------ Given records ------
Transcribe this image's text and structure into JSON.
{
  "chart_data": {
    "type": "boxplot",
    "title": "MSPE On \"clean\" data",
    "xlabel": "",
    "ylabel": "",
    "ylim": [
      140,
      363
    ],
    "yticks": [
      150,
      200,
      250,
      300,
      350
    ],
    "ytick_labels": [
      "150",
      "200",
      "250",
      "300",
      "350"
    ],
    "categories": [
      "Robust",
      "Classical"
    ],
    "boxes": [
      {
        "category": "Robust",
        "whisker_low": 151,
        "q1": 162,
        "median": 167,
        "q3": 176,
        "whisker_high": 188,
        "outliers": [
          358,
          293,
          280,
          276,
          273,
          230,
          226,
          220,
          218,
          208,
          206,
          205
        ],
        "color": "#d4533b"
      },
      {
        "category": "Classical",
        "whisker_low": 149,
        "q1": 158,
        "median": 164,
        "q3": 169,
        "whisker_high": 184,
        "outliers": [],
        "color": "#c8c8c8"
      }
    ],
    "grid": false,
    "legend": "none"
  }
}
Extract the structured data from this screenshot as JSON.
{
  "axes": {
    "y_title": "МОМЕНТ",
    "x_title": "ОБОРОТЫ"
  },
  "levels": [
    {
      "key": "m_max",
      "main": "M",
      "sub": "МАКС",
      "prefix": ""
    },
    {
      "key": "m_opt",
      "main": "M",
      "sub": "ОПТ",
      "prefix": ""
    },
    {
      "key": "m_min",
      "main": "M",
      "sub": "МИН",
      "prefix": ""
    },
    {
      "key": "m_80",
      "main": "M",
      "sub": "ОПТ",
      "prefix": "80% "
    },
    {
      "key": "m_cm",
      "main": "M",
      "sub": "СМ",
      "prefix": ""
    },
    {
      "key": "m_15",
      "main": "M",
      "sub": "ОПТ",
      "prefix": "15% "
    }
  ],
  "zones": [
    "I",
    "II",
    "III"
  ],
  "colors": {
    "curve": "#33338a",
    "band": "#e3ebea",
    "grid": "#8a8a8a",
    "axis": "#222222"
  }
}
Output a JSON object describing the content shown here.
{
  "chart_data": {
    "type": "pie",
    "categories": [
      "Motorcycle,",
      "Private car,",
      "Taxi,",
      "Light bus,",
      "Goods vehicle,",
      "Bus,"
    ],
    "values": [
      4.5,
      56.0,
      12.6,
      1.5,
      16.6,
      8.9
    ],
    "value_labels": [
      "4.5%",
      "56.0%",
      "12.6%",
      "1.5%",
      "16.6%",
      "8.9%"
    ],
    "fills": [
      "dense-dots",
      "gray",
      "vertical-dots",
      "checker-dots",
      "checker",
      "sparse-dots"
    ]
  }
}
------
■ **Request**: Search the listing for the word "JSON". Copy every line in which it occurs.

■ **Correct answer**:
Transcribe this image's text and structure into JSON.
Extract the structured data from this screenshot as JSON.
Output a JSON object describing the content shown here.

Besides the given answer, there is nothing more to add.